> [What needs to be done]: Reproduce the listing below character for character; drop every image.

> [Provided entries]:
-------
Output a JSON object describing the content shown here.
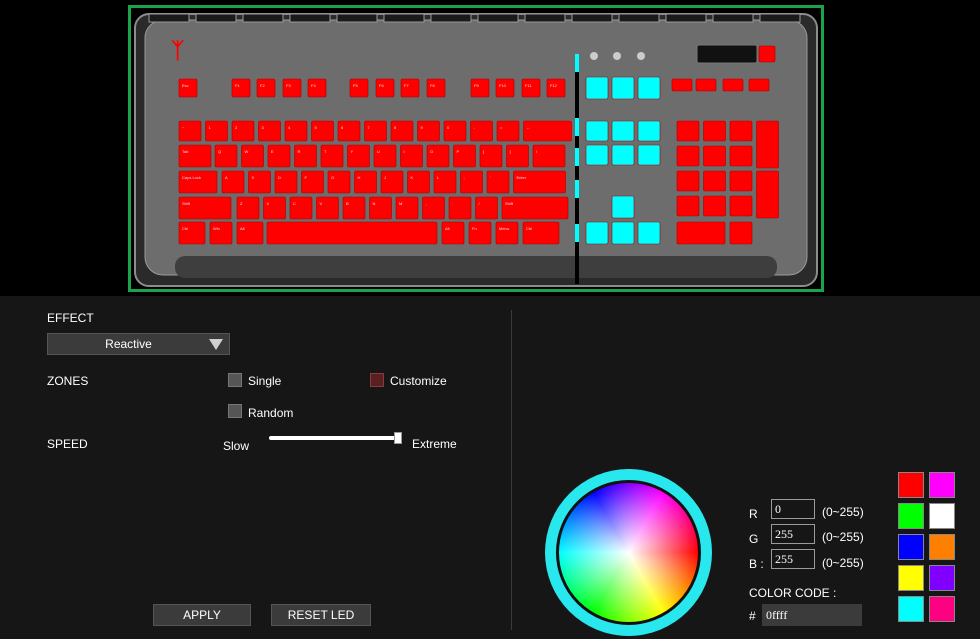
{
  "keyboard": {
    "brand_logo": "tt-logo",
    "frame_color": "#1aa34a",
    "key_color": "#ff0000",
    "numpad_highlight_color": "#00ffff",
    "rows": [
      [
        "Esc",
        "F1",
        "F2",
        "F3",
        "F4",
        "F5",
        "F6",
        "F7",
        "F8",
        "F9",
        "F10",
        "F11",
        "F12"
      ],
      [
        "~",
        "1",
        "2",
        "3",
        "4",
        "5",
        "6",
        "7",
        "8",
        "9",
        "0",
        "-",
        "=",
        "←"
      ],
      [
        "Tab",
        "Q",
        "W",
        "E",
        "R",
        "T",
        "Y",
        "U",
        "I",
        "O",
        "P",
        "[",
        "]",
        "\\"
      ],
      [
        "Caps Lock",
        "A",
        "S",
        "D",
        "F",
        "G",
        "H",
        "J",
        "K",
        "L",
        ";",
        "'",
        "Enter"
      ],
      [
        "Shift",
        "Z",
        "X",
        "C",
        "V",
        "B",
        "N",
        "M",
        ",",
        ".",
        "/",
        "Shift"
      ],
      [
        "Ctrl",
        "Win",
        "Alt",
        "",
        "Alt",
        "Fn",
        "Menu",
        "Ctrl"
      ]
    ]
  },
  "effect": {
    "label": "EFFECT",
    "selected": "Reactive"
  },
  "zones": {
    "label": "ZONES",
    "options": [
      {
        "label": "Single",
        "checked": false
      },
      {
        "label": "Customize",
        "checked": true
      },
      {
        "label": "Random",
        "checked": false
      }
    ]
  },
  "speed": {
    "label": "SPEED",
    "min_label": "Slow",
    "max_label": "Extreme",
    "value_fraction": 1.0
  },
  "buttons": {
    "apply": "APPLY",
    "reset": "RESET LED"
  },
  "color": {
    "r_label": "R",
    "g_label": "G",
    "b_label": "B :",
    "r": "0",
    "g": "255",
    "b": "255",
    "range": "(0~255)",
    "code_label": "COLOR CODE :",
    "hash": "#",
    "code": "0ffff"
  },
  "swatches": [
    "#ff0000",
    "#ff00ff",
    "#00ff00",
    "#ffffff",
    "#0000ff",
    "#ff8000",
    "#ffff00",
    "#8000ff",
    "#00ffff",
    "#ff0080"
  ]
}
-------
> [Finished answer]:
Output a JSON object describing the content shown here.
{
  "keyboard": {
    "brand_logo": "tt-logo",
    "frame_color": "#1aa34a",
    "key_color": "#ff0000",
    "numpad_highlight_color": "#00ffff",
    "rows": [
      [
        "Esc",
        "F1",
        "F2",
        "F3",
        "F4",
        "F5",
        "F6",
        "F7",
        "F8",
        "F9",
        "F10",
        "F11",
        "F12"
      ],
      [
        "~",
        "1",
        "2",
        "3",
        "4",
        "5",
        "6",
        "7",
        "8",
        "9",
        "0",
        "-",
        "=",
        "←"
      ],
      [
        "Tab",
        "Q",
        "W",
        "E",
        "R",
        "T",
        "Y",
        "U",
        "I",
        "O",
        "P",
        "[",
        "]",
        "\\"
      ],
      [
        "Caps Lock",
        "A",
        "S",
        "D",
        "F",
        "G",
        "H",
        "J",
        "K",
        "L",
        ";",
        "'",
        "Enter"
      ],
      [
        "Shift",
        "Z",
        "X",
        "C",
        "V",
        "B",
        "N",
        "M",
        ",",
        ".",
        "/",
        "Shift"
      ],
      [
        "Ctrl",
        "Win",
        "Alt",
        "",
        "Alt",
        "Fn",
        "Menu",
        "Ctrl"
      ]
    ]
  },
  "effect": {
    "label": "EFFECT",
    "selected": "Reactive"
  },
  "zones": {
    "label": "ZONES",
    "options": [
      {
        "label": "Single",
        "checked": false
      },
      {
        "label": "Customize",
        "checked": true
      },
      {
        "label": "Random",
        "checked": false
      }
    ]
  },
  "speed": {
    "label": "SPEED",
    "min_label": "Slow",
    "max_label": "Extreme",
    "value_fraction": 1.0
  },
  "buttons": {
    "apply": "APPLY",
    "reset": "RESET LED"
  },
  "color": {
    "r_label": "R",
    "g_label": "G",
    "b_label": "B :",
    "r": "0",
    "g": "255",
    "b": "255",
    "range": "(0~255)",
    "code_label": "COLOR CODE :",
    "hash": "#",
    "code": "0ffff"
  },
  "swatches": [
    "#ff0000",
    "#ff00ff",
    "#00ff00",
    "#ffffff",
    "#0000ff",
    "#ff8000",
    "#ffff00",
    "#8000ff",
    "#00ffff",
    "#ff0080"
  ]
}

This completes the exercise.